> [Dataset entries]

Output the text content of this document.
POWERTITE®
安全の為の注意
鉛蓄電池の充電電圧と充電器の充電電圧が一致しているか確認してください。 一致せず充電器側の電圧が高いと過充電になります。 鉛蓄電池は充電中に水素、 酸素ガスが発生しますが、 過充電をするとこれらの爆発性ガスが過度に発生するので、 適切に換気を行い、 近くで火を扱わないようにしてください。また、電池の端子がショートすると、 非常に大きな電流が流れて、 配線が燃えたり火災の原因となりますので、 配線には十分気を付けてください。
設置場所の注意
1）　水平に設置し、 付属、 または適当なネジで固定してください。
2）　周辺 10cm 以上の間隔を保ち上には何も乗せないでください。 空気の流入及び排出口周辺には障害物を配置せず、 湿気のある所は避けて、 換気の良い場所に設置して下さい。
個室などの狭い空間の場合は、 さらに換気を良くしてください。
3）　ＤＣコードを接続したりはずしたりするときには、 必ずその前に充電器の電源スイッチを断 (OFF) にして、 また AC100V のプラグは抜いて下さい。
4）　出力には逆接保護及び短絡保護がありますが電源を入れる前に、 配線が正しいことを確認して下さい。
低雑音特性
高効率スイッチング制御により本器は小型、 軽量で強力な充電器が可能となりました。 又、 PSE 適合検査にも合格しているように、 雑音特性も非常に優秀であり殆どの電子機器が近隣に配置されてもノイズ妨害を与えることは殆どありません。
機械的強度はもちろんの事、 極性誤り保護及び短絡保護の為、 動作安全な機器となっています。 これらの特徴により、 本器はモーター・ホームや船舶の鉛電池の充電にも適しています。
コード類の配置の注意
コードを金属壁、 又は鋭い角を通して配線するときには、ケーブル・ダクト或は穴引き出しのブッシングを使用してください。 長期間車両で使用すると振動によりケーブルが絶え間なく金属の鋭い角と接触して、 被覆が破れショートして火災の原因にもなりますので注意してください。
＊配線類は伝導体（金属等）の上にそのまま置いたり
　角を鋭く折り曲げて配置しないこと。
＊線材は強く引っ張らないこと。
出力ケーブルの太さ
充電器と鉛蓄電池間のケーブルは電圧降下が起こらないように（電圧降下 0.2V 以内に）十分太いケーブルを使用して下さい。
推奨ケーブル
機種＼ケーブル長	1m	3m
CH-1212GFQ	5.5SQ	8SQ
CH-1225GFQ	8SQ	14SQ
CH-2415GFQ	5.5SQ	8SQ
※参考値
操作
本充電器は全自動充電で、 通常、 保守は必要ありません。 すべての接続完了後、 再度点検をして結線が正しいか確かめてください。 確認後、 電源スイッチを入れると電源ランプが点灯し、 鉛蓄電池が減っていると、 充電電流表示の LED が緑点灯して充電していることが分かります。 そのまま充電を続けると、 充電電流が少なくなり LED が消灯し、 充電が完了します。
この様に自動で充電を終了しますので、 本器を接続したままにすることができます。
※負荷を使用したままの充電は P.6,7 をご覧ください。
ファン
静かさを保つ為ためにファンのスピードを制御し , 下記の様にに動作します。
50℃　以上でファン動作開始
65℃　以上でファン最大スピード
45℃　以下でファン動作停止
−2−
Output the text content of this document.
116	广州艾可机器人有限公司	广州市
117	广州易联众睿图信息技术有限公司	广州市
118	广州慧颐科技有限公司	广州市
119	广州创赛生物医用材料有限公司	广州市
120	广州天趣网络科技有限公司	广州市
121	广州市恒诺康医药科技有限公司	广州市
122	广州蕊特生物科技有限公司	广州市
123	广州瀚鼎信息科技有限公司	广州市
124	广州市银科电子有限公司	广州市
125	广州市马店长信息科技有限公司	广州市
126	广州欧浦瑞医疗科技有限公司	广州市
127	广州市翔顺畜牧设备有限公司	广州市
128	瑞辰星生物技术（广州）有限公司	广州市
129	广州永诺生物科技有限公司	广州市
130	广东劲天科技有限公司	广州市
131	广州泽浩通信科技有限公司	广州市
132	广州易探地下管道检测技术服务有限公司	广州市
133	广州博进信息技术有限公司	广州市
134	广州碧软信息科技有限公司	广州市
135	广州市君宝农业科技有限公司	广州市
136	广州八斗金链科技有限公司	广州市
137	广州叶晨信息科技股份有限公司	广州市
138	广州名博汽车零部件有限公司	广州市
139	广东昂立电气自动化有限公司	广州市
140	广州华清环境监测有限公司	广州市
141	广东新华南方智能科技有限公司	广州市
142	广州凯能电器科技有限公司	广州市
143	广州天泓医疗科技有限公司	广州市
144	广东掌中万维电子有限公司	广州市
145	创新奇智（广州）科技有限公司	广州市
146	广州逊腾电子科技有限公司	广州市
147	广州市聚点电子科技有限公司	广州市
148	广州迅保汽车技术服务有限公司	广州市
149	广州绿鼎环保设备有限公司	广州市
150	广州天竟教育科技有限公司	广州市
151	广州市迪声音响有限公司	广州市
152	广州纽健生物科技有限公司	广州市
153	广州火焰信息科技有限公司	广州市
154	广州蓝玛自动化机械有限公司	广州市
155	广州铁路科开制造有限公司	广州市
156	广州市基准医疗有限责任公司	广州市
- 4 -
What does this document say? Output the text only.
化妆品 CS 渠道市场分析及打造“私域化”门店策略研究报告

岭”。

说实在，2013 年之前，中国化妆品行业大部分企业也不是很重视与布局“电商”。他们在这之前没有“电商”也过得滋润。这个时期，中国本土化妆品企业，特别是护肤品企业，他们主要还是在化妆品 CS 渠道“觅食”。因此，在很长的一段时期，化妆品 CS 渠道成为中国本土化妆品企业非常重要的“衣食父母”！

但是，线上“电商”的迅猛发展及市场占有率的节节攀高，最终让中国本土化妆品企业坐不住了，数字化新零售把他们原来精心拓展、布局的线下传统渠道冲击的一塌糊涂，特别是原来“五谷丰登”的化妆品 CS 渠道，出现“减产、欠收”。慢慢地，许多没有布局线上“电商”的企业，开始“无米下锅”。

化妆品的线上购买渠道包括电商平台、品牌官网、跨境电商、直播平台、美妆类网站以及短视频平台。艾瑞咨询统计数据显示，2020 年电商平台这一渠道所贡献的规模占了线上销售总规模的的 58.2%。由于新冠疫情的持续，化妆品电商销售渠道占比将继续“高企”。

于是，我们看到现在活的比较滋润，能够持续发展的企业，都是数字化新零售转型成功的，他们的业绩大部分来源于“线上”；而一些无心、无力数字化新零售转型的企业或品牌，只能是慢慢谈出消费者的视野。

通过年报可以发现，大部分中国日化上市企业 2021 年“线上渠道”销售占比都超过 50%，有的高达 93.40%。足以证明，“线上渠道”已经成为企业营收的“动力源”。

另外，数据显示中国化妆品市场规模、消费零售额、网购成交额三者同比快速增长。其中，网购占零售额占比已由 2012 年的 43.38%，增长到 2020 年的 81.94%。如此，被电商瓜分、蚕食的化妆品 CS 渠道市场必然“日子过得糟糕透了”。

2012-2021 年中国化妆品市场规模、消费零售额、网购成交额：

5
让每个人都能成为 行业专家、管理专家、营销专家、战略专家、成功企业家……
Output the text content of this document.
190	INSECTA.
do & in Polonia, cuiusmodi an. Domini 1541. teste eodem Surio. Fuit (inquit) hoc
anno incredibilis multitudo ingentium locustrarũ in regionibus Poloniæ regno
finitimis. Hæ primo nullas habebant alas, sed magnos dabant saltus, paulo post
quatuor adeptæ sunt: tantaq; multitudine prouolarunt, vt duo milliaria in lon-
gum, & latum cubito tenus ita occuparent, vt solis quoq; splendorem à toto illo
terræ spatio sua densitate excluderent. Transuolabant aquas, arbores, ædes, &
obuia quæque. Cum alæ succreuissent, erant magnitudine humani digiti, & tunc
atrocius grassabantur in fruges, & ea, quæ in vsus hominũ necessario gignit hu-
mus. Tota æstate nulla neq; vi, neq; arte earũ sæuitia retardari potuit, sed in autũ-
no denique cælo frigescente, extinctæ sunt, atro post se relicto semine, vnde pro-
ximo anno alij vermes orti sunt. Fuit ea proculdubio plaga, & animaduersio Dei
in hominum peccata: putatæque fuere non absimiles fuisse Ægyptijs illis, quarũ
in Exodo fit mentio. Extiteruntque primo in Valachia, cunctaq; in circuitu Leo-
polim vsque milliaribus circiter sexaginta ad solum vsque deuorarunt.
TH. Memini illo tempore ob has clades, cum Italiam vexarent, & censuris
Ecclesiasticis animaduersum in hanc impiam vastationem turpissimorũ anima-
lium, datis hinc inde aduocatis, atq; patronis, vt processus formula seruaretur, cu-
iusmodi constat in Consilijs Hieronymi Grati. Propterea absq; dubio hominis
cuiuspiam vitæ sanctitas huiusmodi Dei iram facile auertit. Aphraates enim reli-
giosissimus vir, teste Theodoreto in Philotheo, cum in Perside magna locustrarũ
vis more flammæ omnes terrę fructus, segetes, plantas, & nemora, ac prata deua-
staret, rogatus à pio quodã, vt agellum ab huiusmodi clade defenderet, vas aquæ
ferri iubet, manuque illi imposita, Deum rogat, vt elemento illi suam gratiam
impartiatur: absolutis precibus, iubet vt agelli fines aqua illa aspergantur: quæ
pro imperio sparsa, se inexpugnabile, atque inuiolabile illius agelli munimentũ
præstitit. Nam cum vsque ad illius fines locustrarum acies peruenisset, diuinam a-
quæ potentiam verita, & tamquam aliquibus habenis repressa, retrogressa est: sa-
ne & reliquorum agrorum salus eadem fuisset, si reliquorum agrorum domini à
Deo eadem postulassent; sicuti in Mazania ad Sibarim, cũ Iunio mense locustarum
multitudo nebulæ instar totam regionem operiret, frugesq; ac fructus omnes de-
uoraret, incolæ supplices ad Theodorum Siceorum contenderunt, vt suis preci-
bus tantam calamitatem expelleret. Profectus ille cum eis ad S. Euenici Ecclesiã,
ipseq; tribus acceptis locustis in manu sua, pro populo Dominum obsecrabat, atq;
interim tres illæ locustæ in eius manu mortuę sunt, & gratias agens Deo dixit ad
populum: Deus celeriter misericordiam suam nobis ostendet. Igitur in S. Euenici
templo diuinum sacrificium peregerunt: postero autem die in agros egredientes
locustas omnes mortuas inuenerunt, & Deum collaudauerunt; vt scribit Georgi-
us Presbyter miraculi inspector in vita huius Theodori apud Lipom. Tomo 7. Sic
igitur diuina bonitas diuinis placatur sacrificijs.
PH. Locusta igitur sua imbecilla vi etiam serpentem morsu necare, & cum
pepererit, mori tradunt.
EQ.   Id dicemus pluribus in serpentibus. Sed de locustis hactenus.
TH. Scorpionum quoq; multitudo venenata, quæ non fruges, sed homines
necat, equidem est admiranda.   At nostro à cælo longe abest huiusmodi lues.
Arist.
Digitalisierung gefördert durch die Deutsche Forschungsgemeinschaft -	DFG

> [EXERCISE INSTRUCTIONS] Find the lines above holding the word "locustrarũ" and show them.

> [WRITTEN SOLUTION]
anno incredibilis multitudo ingentium locustrarũ in regionibus Poloniæ regno
giosissimus vir, teste Theodoreto in Philotheo, cum in Perside magna locustrarũ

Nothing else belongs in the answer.